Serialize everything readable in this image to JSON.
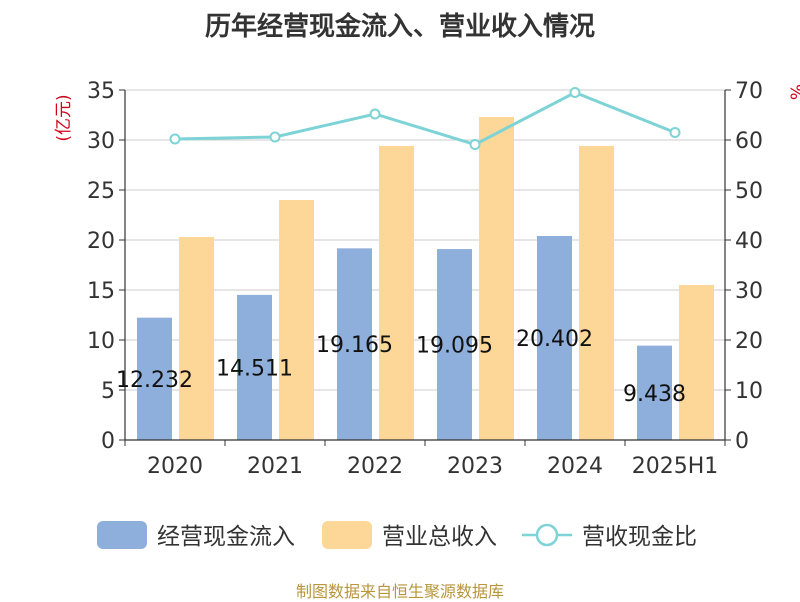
{
  "title": "历年经营现金流入、营业收入情况",
  "source": "制图数据来自恒生聚源数据库",
  "chart_data": {
    "type": "bar",
    "categories": [
      "2020",
      "2021",
      "2022",
      "2023",
      "2024",
      "2025H1"
    ],
    "y_left": {
      "unit": "(亿元)",
      "ylim": [
        0,
        35
      ],
      "ticks": [
        0,
        5,
        10,
        15,
        20,
        25,
        30,
        35
      ]
    },
    "y_right": {
      "unit": "%",
      "ylim": [
        0,
        70
      ],
      "ticks": [
        0,
        10,
        20,
        30,
        40,
        50,
        60,
        70
      ]
    },
    "series": [
      {
        "name": "经营现金流入",
        "type": "bar",
        "axis": "left",
        "color": "#8eaedb",
        "values": [
          12.232,
          14.511,
          19.165,
          19.095,
          20.402,
          9.438
        ],
        "labels": [
          "12.232",
          "14.511",
          "19.165",
          "19.095",
          "20.402",
          "9.438"
        ]
      },
      {
        "name": "营业总收入",
        "type": "bar",
        "axis": "left",
        "color": "#fdd797",
        "values": [
          20.3,
          24.0,
          29.4,
          32.3,
          29.4,
          15.5
        ]
      },
      {
        "name": "营收现金比",
        "type": "line",
        "axis": "right",
        "color": "#7dd3d6",
        "values": [
          60.2,
          60.6,
          65.2,
          59.1,
          69.5,
          61.5
        ]
      }
    ],
    "grid": true,
    "legend_position": "bottom"
  }
}
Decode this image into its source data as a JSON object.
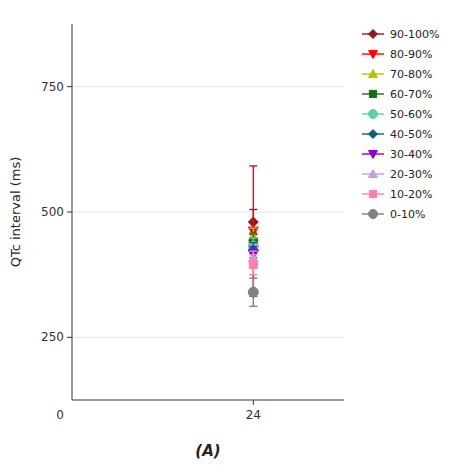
◇ ◇ ◇ ◇ ◇ ◇ ◇
### Direction
Leave out the pictures and print each record exactly as it stands.

### Answer to this problem
Serialize everything readable in this image to JSON.
{
  "title": "历年经营现金流入、营业收入情况",
  "source": "制图数据来自恒生聚源数据库",
  "chart_data": {
    "type": "bar",
    "categories": [
      "2020",
      "2021",
      "2022",
      "2023",
      "2024",
      "2025H1"
    ],
    "y_left": {
      "unit": "(亿元)",
      "ylim": [
        0,
        35
      ],
      "ticks": [
        0,
        5,
        10,
        15,
        20,
        25,
        30,
        35
      ]
    },
    "y_right": {
      "unit": "%",
      "ylim": [
        0,
        70
      ],
      "ticks": [
        0,
        10,
        20,
        30,
        40,
        50,
        60,
        70
      ]
    },
    "series": [
      {
        "name": "经营现金流入",
        "type": "bar",
        "axis": "left",
        "color": "#8eaedb",
        "values": [
          12.232,
          14.511,
          19.165,
          19.095,
          20.402,
          9.438
        ],
        "labels": [
          "12.232",
          "14.511",
          "19.165",
          "19.095",
          "20.402",
          "9.438"
        ]
      },
      {
        "name": "营业总收入",
        "type": "bar",
        "axis": "left",
        "color": "#fdd797",
        "values": [
          20.3,
          24.0,
          29.4,
          32.3,
          29.4,
          15.5
        ]
      },
      {
        "name": "营收现金比",
        "type": "line",
        "axis": "right",
        "color": "#7dd3d6",
        "values": [
          60.2,
          60.6,
          65.2,
          59.1,
          69.5,
          61.5
        ]
      }
    ],
    "grid": true,
    "legend_position": "bottom"
  }
}
Decode this image into its source data as a JSON object.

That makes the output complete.